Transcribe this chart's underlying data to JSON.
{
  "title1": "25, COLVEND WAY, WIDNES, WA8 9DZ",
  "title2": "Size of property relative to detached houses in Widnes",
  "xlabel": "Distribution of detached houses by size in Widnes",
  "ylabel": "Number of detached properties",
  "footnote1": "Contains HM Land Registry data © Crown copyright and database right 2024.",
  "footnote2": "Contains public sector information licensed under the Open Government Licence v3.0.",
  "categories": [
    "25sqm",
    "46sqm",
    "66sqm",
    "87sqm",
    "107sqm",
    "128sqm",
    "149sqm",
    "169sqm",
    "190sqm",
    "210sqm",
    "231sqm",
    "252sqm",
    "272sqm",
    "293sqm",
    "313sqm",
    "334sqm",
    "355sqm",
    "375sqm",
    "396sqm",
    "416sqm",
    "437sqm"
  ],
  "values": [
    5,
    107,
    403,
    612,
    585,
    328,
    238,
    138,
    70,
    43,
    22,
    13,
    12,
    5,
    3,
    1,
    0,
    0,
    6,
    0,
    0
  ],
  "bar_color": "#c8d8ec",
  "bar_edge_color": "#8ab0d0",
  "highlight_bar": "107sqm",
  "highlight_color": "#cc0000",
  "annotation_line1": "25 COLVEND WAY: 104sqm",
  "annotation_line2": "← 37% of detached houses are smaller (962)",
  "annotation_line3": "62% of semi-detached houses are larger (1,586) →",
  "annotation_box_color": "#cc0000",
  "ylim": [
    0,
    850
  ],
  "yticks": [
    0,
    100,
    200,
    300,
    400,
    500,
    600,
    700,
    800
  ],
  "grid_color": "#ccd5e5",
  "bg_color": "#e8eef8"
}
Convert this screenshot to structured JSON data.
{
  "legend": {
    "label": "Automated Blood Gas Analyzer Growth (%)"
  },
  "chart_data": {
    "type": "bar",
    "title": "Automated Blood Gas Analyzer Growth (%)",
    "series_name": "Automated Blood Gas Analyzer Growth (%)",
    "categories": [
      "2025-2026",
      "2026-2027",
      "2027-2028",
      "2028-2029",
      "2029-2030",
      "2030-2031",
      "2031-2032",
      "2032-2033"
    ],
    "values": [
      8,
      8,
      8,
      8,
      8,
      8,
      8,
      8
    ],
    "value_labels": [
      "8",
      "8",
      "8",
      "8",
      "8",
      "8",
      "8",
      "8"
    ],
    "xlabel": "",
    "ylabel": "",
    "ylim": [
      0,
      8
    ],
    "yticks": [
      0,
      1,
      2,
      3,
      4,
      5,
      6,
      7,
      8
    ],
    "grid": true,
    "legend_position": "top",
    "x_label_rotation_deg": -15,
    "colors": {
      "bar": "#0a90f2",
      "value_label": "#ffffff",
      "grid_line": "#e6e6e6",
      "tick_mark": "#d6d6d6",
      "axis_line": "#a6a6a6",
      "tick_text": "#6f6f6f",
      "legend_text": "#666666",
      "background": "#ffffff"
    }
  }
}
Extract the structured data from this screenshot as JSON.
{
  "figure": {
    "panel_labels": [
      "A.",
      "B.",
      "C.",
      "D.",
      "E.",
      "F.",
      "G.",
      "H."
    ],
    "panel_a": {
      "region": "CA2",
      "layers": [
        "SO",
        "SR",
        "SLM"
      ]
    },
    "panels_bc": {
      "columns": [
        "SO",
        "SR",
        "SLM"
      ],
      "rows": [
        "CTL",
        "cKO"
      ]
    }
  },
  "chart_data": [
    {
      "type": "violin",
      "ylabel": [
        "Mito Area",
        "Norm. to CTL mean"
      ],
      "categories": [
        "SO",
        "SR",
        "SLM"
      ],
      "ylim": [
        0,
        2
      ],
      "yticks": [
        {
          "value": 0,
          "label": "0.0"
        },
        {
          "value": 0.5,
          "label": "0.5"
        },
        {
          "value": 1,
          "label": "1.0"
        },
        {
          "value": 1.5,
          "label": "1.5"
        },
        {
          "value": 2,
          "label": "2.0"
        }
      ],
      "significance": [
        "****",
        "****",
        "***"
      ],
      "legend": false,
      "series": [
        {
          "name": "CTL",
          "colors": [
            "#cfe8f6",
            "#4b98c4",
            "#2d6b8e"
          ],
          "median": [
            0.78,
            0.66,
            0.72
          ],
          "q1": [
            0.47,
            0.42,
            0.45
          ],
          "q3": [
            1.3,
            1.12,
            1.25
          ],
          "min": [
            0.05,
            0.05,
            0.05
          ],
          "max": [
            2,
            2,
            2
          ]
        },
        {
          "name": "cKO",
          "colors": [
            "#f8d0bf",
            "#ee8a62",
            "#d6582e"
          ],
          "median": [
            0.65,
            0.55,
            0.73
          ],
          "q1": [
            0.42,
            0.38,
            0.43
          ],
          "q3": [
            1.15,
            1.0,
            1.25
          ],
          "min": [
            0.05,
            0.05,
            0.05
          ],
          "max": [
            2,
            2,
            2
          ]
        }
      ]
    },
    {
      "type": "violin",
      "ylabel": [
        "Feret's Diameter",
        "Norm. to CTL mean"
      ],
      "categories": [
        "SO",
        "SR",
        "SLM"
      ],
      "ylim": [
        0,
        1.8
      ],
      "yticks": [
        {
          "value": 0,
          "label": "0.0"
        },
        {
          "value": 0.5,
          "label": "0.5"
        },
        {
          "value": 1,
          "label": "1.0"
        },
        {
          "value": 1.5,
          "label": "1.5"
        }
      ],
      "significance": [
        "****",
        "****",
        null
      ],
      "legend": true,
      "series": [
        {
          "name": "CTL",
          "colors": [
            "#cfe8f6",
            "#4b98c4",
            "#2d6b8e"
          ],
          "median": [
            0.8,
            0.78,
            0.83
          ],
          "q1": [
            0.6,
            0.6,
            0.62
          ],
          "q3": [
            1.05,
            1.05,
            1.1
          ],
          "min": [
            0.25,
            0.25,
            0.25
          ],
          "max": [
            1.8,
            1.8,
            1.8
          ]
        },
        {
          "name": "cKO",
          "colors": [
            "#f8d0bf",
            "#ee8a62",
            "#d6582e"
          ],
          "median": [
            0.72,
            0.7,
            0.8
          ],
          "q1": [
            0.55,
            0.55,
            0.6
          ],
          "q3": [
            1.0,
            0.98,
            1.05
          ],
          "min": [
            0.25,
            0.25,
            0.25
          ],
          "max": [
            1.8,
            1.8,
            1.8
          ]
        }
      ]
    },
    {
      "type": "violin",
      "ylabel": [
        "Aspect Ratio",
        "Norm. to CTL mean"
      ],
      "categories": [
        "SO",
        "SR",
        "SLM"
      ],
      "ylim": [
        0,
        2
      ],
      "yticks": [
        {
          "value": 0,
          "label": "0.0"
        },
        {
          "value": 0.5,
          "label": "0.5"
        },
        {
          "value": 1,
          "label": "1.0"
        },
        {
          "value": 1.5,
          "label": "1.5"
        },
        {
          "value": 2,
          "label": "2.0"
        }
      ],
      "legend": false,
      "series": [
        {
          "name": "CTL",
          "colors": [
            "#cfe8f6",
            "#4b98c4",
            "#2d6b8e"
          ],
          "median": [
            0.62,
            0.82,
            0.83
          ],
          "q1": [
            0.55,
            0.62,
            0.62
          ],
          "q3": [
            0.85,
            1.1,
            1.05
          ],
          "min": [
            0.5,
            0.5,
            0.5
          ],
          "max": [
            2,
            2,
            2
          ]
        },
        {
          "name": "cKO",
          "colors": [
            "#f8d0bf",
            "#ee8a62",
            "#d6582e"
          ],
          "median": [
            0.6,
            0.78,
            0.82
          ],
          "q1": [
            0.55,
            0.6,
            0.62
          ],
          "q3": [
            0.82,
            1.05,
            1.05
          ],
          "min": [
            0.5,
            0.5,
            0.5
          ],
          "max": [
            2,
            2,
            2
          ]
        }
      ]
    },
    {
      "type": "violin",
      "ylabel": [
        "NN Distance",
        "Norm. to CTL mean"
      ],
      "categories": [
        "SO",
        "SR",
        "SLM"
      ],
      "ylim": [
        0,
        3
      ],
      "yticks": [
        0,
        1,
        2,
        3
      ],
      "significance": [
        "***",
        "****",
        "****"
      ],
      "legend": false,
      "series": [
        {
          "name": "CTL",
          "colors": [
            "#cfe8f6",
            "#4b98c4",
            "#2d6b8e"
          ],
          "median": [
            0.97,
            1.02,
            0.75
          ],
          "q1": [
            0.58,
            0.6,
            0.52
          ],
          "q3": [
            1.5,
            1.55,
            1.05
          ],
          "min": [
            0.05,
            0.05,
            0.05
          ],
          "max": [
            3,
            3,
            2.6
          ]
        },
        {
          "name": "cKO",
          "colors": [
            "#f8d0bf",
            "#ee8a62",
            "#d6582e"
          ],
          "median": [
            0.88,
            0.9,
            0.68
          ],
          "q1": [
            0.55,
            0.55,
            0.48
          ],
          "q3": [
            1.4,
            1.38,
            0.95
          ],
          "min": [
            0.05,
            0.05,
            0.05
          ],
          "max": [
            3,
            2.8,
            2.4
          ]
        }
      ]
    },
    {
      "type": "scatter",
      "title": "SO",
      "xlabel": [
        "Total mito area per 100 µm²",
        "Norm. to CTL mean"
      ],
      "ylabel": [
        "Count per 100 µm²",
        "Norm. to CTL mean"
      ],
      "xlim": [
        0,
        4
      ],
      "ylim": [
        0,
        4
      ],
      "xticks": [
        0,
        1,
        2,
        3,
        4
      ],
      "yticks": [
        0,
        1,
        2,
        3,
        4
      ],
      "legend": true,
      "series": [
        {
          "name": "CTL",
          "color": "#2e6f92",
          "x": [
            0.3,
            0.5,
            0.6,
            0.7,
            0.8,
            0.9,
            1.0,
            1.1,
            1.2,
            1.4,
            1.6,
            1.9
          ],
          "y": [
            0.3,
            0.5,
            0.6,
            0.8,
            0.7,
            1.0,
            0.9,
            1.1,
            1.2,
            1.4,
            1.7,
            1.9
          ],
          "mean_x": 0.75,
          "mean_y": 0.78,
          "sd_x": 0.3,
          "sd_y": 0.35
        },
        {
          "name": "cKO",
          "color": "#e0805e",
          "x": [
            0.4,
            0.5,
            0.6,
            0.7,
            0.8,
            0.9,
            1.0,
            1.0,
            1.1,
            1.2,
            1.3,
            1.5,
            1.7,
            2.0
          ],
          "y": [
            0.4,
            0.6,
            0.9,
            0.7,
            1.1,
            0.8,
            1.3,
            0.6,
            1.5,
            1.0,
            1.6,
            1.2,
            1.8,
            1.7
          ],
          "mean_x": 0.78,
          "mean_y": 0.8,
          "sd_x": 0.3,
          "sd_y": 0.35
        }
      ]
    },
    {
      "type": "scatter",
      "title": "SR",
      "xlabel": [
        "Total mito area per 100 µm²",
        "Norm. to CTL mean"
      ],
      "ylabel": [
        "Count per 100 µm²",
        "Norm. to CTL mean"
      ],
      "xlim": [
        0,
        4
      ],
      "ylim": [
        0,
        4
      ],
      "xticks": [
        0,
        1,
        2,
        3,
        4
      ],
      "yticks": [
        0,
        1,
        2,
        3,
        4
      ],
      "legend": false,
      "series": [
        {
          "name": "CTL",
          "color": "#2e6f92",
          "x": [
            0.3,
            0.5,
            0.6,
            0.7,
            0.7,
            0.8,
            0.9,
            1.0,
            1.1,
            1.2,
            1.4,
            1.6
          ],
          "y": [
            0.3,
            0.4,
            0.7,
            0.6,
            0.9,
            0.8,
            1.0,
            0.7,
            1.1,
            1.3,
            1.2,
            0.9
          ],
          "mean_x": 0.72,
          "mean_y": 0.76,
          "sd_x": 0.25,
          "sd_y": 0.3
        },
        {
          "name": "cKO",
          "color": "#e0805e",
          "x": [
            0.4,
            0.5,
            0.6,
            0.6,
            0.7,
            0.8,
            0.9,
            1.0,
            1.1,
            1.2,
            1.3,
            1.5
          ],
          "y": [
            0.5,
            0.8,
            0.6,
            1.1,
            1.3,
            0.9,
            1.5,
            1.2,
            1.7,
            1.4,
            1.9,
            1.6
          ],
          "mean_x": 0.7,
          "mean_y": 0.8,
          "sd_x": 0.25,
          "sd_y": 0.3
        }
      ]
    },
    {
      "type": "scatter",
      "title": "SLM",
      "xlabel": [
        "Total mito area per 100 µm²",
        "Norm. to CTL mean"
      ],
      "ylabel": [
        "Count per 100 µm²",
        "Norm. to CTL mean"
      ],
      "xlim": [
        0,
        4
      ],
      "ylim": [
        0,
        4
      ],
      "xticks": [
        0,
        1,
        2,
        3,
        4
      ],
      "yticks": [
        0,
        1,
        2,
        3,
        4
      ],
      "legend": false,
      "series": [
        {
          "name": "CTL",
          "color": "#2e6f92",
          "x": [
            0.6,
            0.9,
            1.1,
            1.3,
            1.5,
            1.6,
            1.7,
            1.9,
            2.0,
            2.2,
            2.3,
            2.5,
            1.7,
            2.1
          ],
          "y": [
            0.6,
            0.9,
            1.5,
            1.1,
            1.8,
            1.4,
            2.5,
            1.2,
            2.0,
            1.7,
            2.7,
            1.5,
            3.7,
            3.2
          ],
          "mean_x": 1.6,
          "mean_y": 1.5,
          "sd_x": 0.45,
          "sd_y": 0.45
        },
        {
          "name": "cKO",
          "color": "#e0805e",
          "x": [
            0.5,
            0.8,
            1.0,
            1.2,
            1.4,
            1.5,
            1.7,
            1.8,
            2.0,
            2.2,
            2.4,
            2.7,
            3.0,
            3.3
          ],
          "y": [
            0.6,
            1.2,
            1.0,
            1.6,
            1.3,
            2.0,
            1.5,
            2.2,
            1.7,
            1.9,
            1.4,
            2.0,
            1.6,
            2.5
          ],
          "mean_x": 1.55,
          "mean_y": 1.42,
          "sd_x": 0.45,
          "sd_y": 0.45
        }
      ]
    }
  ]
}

= The exercise =
How many of the lines above contain the string "ffffff"? Give the number only.

= Answer to this exercise =
2